▶ _Given records_:
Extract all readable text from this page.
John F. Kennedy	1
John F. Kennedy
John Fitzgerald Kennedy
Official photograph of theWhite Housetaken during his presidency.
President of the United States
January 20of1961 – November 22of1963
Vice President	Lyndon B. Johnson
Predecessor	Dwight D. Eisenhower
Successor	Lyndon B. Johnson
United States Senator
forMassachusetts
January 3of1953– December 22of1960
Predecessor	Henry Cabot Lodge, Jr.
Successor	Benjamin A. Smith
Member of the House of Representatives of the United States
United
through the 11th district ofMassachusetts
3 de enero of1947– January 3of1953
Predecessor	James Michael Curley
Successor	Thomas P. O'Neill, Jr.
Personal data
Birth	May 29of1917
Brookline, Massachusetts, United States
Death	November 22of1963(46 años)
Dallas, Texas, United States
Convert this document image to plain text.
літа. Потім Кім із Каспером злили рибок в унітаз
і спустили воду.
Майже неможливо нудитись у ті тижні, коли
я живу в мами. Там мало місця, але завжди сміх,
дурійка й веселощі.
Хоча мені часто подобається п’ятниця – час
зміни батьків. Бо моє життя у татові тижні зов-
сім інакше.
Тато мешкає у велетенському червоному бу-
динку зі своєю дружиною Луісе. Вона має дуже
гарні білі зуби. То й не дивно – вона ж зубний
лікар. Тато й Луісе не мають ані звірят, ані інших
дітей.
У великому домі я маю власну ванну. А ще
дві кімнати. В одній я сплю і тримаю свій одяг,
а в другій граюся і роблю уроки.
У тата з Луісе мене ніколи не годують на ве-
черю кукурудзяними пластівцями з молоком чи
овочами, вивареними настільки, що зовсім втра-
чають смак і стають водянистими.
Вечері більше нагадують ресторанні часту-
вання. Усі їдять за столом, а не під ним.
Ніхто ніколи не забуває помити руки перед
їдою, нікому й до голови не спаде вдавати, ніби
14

▶ _Written problem_: Count how many lines of the material hold the string "тижні". Give the number and nothing more.

▶ _Response to the task_: 2